Your objective: Entries follow. Set all of them down as they stand.

Lines of data
--------------------------------------------------
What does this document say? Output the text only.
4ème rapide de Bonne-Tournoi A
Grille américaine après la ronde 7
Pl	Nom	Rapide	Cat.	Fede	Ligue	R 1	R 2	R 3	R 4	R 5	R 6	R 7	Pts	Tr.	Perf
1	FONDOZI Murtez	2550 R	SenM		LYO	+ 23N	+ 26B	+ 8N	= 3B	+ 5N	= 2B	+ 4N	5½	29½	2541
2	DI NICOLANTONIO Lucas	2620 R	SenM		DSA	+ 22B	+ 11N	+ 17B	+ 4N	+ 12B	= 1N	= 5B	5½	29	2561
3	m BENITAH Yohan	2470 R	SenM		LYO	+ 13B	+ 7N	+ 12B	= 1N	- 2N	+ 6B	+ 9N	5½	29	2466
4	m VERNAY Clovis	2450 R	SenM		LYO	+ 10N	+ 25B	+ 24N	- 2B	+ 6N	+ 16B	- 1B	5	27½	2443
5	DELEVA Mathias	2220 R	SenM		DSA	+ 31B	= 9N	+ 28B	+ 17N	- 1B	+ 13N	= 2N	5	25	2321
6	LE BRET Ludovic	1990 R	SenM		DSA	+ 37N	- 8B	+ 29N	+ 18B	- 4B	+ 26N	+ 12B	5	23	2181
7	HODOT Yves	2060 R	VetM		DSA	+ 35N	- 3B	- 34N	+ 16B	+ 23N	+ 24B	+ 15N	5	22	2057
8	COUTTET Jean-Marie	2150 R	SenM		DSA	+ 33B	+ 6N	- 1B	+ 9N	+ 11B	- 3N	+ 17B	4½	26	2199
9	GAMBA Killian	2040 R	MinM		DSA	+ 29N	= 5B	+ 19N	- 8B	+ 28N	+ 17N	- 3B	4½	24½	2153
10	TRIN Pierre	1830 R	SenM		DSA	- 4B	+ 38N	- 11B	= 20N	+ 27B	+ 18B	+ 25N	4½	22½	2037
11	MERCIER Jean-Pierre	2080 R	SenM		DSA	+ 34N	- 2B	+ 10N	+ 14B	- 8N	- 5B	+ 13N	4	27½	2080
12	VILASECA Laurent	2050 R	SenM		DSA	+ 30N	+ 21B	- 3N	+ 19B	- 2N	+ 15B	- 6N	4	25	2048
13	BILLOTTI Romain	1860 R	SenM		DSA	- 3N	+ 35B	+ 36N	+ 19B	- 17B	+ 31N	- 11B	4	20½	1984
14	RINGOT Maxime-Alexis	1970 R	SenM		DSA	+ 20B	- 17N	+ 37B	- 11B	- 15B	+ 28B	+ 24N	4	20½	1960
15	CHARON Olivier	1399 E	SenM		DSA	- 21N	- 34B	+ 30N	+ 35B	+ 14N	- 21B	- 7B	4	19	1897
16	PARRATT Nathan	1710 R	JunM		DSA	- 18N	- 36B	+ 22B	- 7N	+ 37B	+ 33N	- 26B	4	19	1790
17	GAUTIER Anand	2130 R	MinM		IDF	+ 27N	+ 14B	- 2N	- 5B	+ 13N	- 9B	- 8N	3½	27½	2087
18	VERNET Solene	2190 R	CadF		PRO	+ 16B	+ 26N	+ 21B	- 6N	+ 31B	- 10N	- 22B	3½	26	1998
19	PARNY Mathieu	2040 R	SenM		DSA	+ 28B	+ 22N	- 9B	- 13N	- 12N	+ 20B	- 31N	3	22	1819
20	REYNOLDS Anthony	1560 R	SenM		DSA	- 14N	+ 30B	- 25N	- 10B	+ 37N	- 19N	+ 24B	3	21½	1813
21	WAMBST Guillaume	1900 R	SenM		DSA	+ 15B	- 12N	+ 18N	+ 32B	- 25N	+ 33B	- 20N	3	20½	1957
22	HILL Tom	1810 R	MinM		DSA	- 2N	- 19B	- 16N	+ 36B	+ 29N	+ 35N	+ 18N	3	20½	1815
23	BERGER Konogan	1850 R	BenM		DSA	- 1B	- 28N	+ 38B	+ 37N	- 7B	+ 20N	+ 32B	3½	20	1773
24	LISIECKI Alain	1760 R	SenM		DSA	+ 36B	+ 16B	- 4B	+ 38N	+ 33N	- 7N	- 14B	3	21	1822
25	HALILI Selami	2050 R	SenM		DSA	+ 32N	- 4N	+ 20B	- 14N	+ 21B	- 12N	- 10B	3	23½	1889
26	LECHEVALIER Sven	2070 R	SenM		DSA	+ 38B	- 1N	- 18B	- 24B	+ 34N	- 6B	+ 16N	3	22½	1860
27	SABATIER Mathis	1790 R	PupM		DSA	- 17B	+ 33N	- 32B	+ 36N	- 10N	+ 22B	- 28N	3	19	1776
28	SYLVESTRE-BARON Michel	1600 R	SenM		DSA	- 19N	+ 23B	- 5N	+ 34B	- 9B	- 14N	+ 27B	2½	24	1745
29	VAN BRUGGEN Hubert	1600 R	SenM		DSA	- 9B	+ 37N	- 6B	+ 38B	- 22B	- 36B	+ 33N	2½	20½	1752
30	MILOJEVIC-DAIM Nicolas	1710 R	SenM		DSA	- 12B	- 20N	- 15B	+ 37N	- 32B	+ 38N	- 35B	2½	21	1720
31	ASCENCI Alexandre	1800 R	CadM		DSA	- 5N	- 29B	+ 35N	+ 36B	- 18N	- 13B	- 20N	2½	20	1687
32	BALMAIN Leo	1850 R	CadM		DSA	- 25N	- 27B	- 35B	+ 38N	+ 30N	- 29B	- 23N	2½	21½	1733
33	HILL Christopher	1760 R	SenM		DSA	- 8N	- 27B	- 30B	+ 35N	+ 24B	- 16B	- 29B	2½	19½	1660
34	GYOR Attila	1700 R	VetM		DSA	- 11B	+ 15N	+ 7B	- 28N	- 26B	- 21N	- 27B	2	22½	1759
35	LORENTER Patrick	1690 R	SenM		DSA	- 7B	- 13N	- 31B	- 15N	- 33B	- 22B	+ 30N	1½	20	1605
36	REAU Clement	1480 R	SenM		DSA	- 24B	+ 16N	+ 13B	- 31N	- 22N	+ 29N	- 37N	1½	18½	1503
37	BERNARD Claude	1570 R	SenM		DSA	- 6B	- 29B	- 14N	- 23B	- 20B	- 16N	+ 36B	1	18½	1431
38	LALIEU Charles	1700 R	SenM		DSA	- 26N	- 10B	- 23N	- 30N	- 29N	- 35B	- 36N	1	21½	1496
--------------------------------------------------
Written response:
What does this document say? Output the text only.
4ème rapide de Bonne-Tournoi A
Grille américaine après la ronde 7
Pl	Nom	Rapide	Cat.	Fede	Ligue	R 1	R 2	R 3	R 4	R 5	R 6	R 7	Pts	Tr.	Perf
1	FONDOZI Murtez	2550 R	SenM		LYO	+ 23N	+ 26B	+ 8N	= 3B	+ 5N	= 2B	+ 4N	5½	29½	2541
2	DI NICOLANTONIO Lucas	2620 R	SenM		DSA	+ 22B	+ 11N	+ 17B	+ 4N	+ 12B	= 1N	= 5B	5½	29	2561
3	m BENITAH Yohan	2470 R	SenM		LYO	+ 13B	+ 7N	+ 12B	= 1N	- 2N	+ 6B	+ 9N	5½	29	2466
4	m VERNAY Clovis	2450 R	SenM		LYO	+ 10N	+ 25B	+ 24N	- 2B	+ 6N	+ 16B	- 1B	5	27½	2443
5	DELEVA Mathias	2220 R	SenM		DSA	+ 31B	= 9N	+ 28B	+ 17N	- 1B	+ 13N	= 2N	5	25	2321
6	LE BRET Ludovic	1990 R	SenM		DSA	+ 37N	- 8B	+ 29N	+ 18B	- 4B	+ 26N	+ 12B	5	23	2181
7	HODOT Yves	2060 R	VetM		DSA	+ 35N	- 3B	- 34N	+ 16B	+ 23N	+ 24B	+ 15N	5	22	2057
8	COUTTET Jean-Marie	2150 R	SenM		DSA	+ 33B	+ 6N	- 1B	+ 9N	+ 11B	- 3N	+ 17B	4½	26	2199
9	GAMBA Killian	2040 R	MinM		DSA	+ 29N	= 5B	+ 19N	- 8B	+ 28N	+ 17N	- 3B	4½	24½	2153
10	TRIN Pierre	1830 R	SenM		DSA	- 4B	+ 38N	- 11B	= 20N	+ 27B	+ 18B	+ 25N	4½	22½	2037
11	MERCIER Jean-Pierre	2080 R	SenM		DSA	+ 34N	- 2B	+ 10N	+ 14B	- 8N	- 5B	+ 13N	4	27½	2080
12	VILASECA Laurent	2050 R	SenM		DSA	+ 30N	+ 21B	- 3N	+ 19B	- 2N	+ 15B	- 6N	4	25	2048
13	BILLOTTI Romain	1860 R	SenM		DSA	- 3N	+ 35B	+ 36N	+ 19B	- 17B	+ 31N	- 11B	4	20½	1984
14	RINGOT Maxime-Alexis	1970 R	SenM		DSA	+ 20B	- 17N	+ 37B	- 11B	- 15B	+ 28B	+ 24N	4	20½	1960
15	CHARON Olivier	1399 E	SenM		DSA	- 21N	- 34B	+ 30N	+ 35B	+ 14N	- 21B	- 7B	4	19	1897
16	PARRATT Nathan	1710 R	JunM		DSA	- 18N	- 36B	+ 22B	- 7N	+ 37B	+ 33N	- 26B	4	19	1790
17	GAUTIER Anand	2130 R	MinM		IDF	+ 27N	+ 14B	- 2N	- 5B	+ 13N	- 9B	- 8N	3½	27½	2087
18	VERNET Solene	2190 R	CadF		PRO	+ 16B	+ 26N	+ 21B	- 6N	+ 31B	- 10N	- 22B	3½	26	1998
19	PARNY Mathieu	2040 R	SenM		DSA	+ 28B	+ 22N	- 9B	- 13N	- 12N	+ 20B	- 31N	3	22	1819
20	REYNOLDS Anthony	1560 R	SenM		DSA	- 14N	+ 30B	- 25N	- 10B	+ 37N	- 19N	+ 24B	3	21½	1813
21	WAMBST Guillaume	1900 R	SenM		DSA	+ 15B	- 12N	+ 18N	+ 32B	- 25N	+ 33B	- 20N	3	20½	1957
22	HILL Tom	1810 R	MinM		DSA	- 2N	- 19B	- 16N	+ 36B	+ 29N	+ 35N	+ 18N	3	20½	1815
23	BERGER Konogan	1850 R	BenM		DSA	- 1B	- 28N	+ 38B	+ 37N	- 7B	+ 20N	+ 32B	3½	20	1773
24	LISIECKI Alain	1760 R	SenM		DSA	+ 36B	+ 16B	- 4B	+ 38N	+ 33N	- 7N	- 14B	3	21	1822
25	HALILI Selami	2050 R	SenM		DSA	+ 32N	- 4N	+ 20B	- 14N	+ 21B	- 12N	- 10B	3	23½	1889
26	LECHEVALIER Sven	2070 R	SenM		DSA	+ 38B	- 1N	- 18B	- 24B	+ 34N	- 6B	+ 16N	3	22½	1860
27	SABATIER Mathis	1790 R	PupM		DSA	- 17B	+ 33N	- 32B	+ 36N	- 10N	+ 22B	- 28N	3	19	1776
28	SYLVESTRE-BARON Michel	1600 R	SenM		DSA	- 19N	+ 23B	- 5N	+ 34B	- 9B	- 14N	+ 27B	2½	24	1745
29	VAN BRUGGEN Hubert	1600 R	SenM		DSA	- 9B	+ 37N	- 6B	+ 38B	- 22B	- 36B	+ 33N	2½	20½	1752
30	MILOJEVIC-DAIM Nicolas	1710 R	SenM		DSA	- 12B	- 20N	- 15B	+ 37N	- 32B	+ 38N	- 35B	2½	21	1720
31	ASCENCI Alexandre	1800 R	CadM		DSA	- 5N	- 29B	+ 35N	+ 36B	- 18N	- 13B	- 20N	2½	20	1687
32	BALMAIN Leo	1850 R	CadM		DSA	- 25N	- 27B	- 35B	+ 38N	+ 30N	- 29B	- 23N	2½	21½	1733
33	HILL Christopher	1760 R	SenM		DSA	- 8N	- 27B	- 30B	+ 35N	+ 24B	- 16B	- 29B	2½	19½	1660
34	GYOR Attila	1700 R	VetM		DSA	- 11B	+ 15N	+ 7B	- 28N	- 26B	- 21N	- 27B	2	22½	1759
35	LORENTER Patrick	1690 R	SenM		DSA	- 7B	- 13N	- 31B	- 15N	- 33B	- 22B	+ 30N	1½	20	1605
36	REAU Clement	1480 R	SenM		DSA	- 24B	+ 16N	+ 13B	- 31N	- 22N	+ 29N	- 37N	1½	18½	1503
37	BERNARD Claude	1570 R	SenM		DSA	- 6B	- 29B	- 14N	- 23B	- 20B	- 16N	+ 36B	1	18½	1431
38	LALIEU Charles	1700 R	SenM		DSA	- 26N	- 10B	- 23N	- 30N	- 29N	- 35B	- 36N	1	21½	1496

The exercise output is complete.